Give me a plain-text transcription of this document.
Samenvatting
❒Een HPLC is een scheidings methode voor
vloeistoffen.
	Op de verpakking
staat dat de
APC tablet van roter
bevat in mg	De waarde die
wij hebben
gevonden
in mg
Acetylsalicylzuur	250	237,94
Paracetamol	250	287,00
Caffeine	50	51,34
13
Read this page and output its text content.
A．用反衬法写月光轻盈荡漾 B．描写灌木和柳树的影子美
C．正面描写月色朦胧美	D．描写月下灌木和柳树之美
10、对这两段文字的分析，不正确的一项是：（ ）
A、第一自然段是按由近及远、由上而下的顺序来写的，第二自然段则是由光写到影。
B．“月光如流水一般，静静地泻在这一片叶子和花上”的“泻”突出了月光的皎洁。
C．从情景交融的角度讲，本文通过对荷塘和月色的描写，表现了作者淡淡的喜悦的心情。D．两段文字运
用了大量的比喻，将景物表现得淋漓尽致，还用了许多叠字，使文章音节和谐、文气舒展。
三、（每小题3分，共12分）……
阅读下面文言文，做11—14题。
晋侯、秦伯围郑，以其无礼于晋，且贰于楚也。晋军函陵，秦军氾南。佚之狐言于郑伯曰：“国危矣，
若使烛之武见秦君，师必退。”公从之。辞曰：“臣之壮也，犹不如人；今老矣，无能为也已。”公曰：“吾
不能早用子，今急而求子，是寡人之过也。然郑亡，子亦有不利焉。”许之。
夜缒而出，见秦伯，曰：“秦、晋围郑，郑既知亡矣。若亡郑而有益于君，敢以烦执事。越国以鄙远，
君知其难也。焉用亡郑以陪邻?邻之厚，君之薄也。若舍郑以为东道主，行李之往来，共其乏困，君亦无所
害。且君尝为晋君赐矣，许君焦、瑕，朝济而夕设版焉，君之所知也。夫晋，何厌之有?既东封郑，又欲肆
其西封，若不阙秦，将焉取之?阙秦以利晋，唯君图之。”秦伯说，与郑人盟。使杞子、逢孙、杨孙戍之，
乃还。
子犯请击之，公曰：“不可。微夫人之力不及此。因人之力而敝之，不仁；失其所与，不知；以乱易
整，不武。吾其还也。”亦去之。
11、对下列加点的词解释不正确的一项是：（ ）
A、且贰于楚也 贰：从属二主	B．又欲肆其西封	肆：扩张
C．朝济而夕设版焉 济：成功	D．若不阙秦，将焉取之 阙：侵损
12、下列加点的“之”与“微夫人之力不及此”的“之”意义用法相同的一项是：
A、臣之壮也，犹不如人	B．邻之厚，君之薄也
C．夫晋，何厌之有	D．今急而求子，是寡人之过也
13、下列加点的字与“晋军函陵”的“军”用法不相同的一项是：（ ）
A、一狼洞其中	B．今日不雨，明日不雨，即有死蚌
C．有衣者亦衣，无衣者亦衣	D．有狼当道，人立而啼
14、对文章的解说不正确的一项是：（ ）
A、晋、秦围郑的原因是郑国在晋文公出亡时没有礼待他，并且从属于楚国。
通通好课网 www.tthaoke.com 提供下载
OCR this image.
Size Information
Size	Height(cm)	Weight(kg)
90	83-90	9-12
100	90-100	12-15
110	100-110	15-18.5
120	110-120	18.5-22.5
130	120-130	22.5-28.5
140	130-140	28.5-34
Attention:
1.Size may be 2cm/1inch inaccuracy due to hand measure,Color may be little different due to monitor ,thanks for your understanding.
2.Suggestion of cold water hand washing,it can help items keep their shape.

_REQUEST:_ Copy the material above back out, exactly as written.

_EXERCISE RESPONSE:_
Give me a plain-text transcription of this document.
Samenvatting
❒Een HPLC is een scheidings methode voor
vloeistoffen.
	Op de verpakking
staat dat de
APC tablet van roter
bevat in mg	De waarde die
wij hebben
gevonden
in mg
Acetylsalicylzuur	250	237,94
Paracetamol	250	287,00
Caffeine	50	51,34
13
Read this page and output its text content.
A．用反衬法写月光轻盈荡漾 B．描写灌木和柳树的影子美
C．正面描写月色朦胧美	D．描写月下灌木和柳树之美
10、对这两段文字的分析，不正确的一项是：（ ）
A、第一自然段是按由近及远、由上而下的顺序来写的，第二自然段则是由光写到影。
B．“月光如流水一般，静静地泻在这一片叶子和花上”的“泻”突出了月光的皎洁。
C．从情景交融的角度讲，本文通过对荷塘和月色的描写，表现了作者淡淡的喜悦的心情。D．两段文字运
用了大量的比喻，将景物表现得淋漓尽致，还用了许多叠字，使文章音节和谐、文气舒展。
三、（每小题3分，共12分）……
阅读下面文言文，做11—14题。
晋侯、秦伯围郑，以其无礼于晋，且贰于楚也。晋军函陵，秦军氾南。佚之狐言于郑伯曰：“国危矣，
若使烛之武见秦君，师必退。”公从之。辞曰：“臣之壮也，犹不如人；今老矣，无能为也已。”公曰：“吾
不能早用子，今急而求子，是寡人之过也。然郑亡，子亦有不利焉。”许之。
夜缒而出，见秦伯，曰：“秦、晋围郑，郑既知亡矣。若亡郑而有益于君，敢以烦执事。越国以鄙远，
君知其难也。焉用亡郑以陪邻?邻之厚，君之薄也。若舍郑以为东道主，行李之往来，共其乏困，君亦无所
害。且君尝为晋君赐矣，许君焦、瑕，朝济而夕设版焉，君之所知也。夫晋，何厌之有?既东封郑，又欲肆
其西封，若不阙秦，将焉取之?阙秦以利晋，唯君图之。”秦伯说，与郑人盟。使杞子、逢孙、杨孙戍之，
乃还。
子犯请击之，公曰：“不可。微夫人之力不及此。因人之力而敝之，不仁；失其所与，不知；以乱易
整，不武。吾其还也。”亦去之。
11、对下列加点的词解释不正确的一项是：（ ）
A、且贰于楚也 贰：从属二主	B．又欲肆其西封	肆：扩张
C．朝济而夕设版焉 济：成功	D．若不阙秦，将焉取之 阙：侵损
12、下列加点的“之”与“微夫人之力不及此”的“之”意义用法相同的一项是：
A、臣之壮也，犹不如人	B．邻之厚，君之薄也
C．夫晋，何厌之有	D．今急而求子，是寡人之过也
13、下列加点的字与“晋军函陵”的“军”用法不相同的一项是：（ ）
A、一狼洞其中	B．今日不雨，明日不雨，即有死蚌
C．有衣者亦衣，无衣者亦衣	D．有狼当道，人立而啼
14、对文章的解说不正确的一项是：（ ）
A、晋、秦围郑的原因是郑国在晋文公出亡时没有礼待他，并且从属于楚国。
通通好课网 www.tthaoke.com 提供下载
OCR this image.
Size Information
Size	Height(cm)	Weight(kg)
90	83-90	9-12
100	90-100	12-15
110	100-110	15-18.5
120	110-120	18.5-22.5
130	120-130	22.5-28.5
140	130-140	28.5-34
Attention:
1.Size may be 2cm/1inch inaccuracy due to hand measure,Color may be little different due to monitor ,thanks for your understanding.
2.Suggestion of cold water hand washing,it can help items keep their shape.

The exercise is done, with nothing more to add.